Do this:
Note each line where "roman" appears, and copy it.

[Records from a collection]
(begin)
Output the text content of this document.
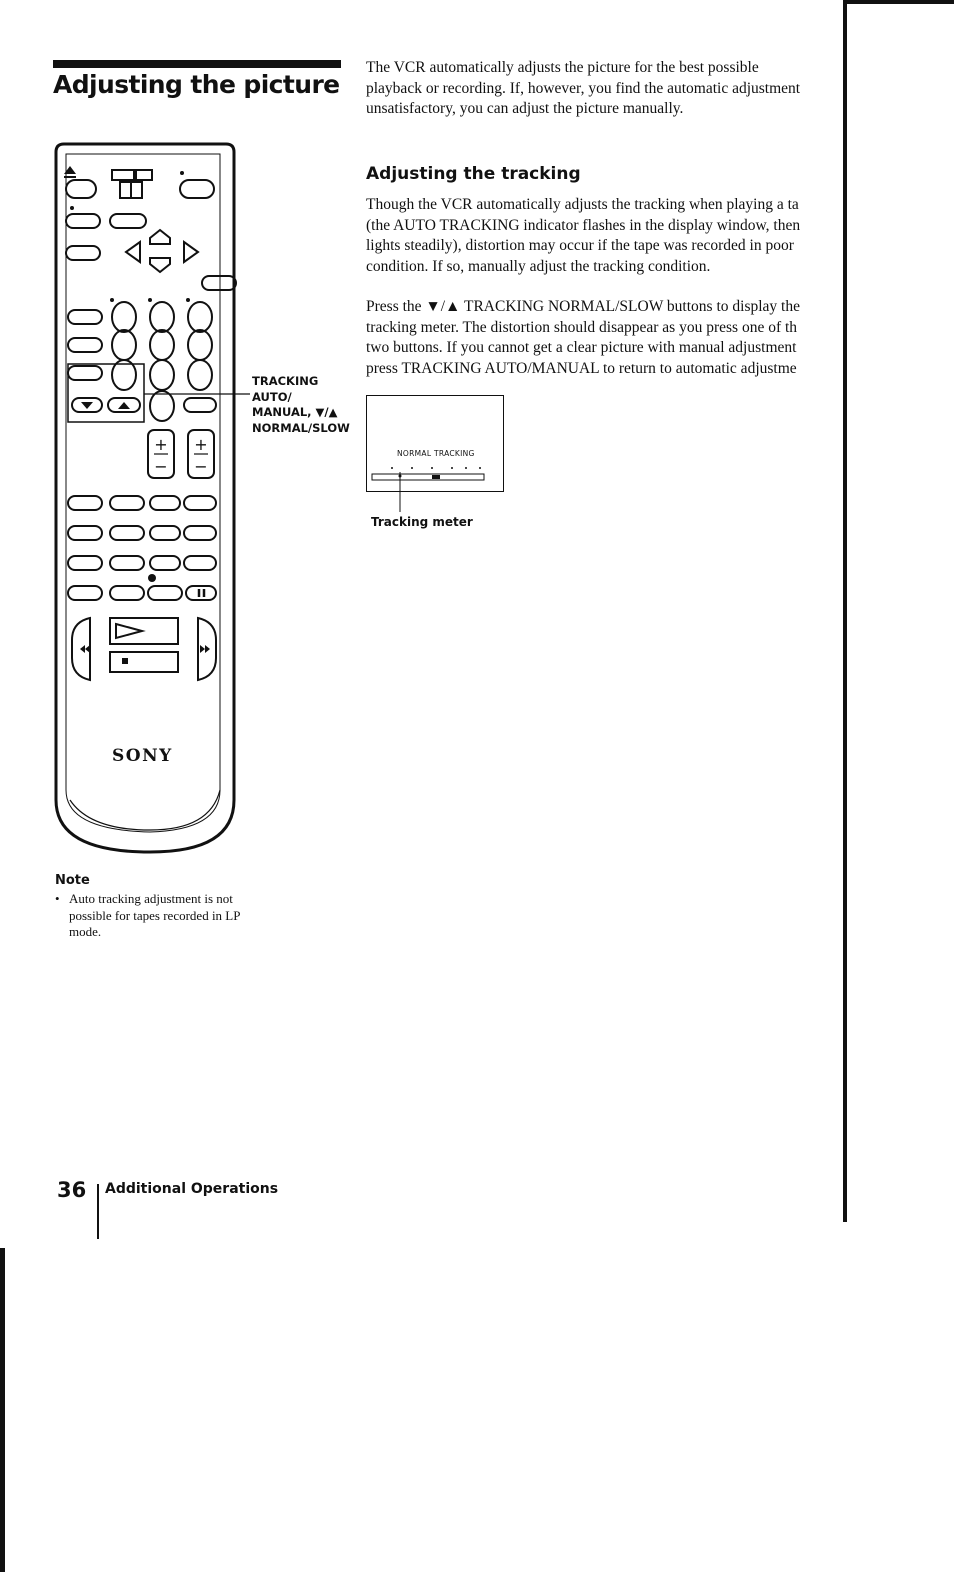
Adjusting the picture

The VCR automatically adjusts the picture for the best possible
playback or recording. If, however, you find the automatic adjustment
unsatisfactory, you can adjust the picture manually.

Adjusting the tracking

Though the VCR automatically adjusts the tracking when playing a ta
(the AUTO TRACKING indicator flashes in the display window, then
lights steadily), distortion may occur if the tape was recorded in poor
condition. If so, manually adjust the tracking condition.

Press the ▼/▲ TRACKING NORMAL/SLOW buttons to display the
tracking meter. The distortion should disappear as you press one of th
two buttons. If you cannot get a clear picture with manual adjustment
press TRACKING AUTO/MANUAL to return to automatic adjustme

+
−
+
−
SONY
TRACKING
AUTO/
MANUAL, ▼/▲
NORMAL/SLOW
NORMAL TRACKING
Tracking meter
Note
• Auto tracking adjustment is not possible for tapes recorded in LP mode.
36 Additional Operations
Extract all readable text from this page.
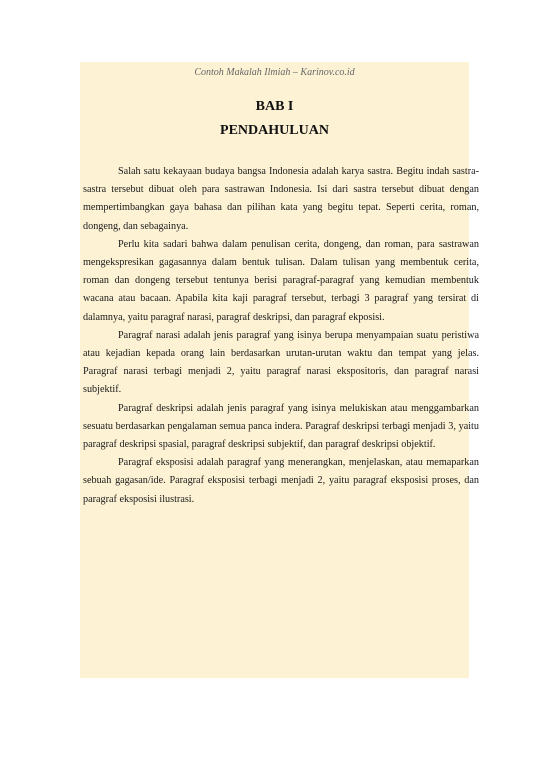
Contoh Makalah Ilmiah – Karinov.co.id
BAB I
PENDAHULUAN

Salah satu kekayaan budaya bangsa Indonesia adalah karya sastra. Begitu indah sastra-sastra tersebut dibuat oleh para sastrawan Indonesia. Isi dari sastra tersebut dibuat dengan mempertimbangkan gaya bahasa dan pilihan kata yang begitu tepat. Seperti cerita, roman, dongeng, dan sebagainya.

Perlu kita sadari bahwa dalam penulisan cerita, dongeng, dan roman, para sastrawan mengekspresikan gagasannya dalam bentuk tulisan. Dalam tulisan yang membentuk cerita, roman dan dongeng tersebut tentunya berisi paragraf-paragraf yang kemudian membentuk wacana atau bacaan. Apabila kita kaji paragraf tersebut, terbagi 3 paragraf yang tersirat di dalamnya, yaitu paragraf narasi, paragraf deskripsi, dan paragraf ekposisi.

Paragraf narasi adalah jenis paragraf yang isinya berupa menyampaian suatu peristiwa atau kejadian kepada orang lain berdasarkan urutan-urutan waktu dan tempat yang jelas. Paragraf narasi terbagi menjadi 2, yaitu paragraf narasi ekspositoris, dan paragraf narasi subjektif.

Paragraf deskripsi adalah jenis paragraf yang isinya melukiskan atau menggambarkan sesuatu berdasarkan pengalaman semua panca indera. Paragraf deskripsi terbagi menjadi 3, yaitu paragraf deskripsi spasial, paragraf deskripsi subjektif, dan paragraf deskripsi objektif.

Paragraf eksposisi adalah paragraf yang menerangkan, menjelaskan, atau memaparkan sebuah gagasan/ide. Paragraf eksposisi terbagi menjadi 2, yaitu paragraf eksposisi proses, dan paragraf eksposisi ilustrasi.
(end)
Solution for this exercise:
Salah satu kekayaan budaya bangsa Indonesia adalah karya sastra. Begitu indah sastra-sastra tersebut dibuat oleh para sastrawan Indonesia. Isi dari sastra tersebut dibuat dengan mempertimbangkan gaya bahasa dan pilihan kata yang begitu tepat. Seperti cerita, roman, dongeng, dan sebagainya.
Perlu kita sadari bahwa dalam penulisan cerita, dongeng, dan roman, para sastrawan mengekspresikan gagasannya dalam bentuk tulisan. Dalam tulisan yang membentuk cerita, roman dan dongeng tersebut tentunya berisi paragraf-paragraf yang kemudian membentuk wacana atau bacaan. Apabila kita kaji paragraf tersebut, terbagi 3 paragraf yang tersirat di dalamnya, yaitu paragraf narasi, paragraf deskripsi, dan paragraf ekposisi.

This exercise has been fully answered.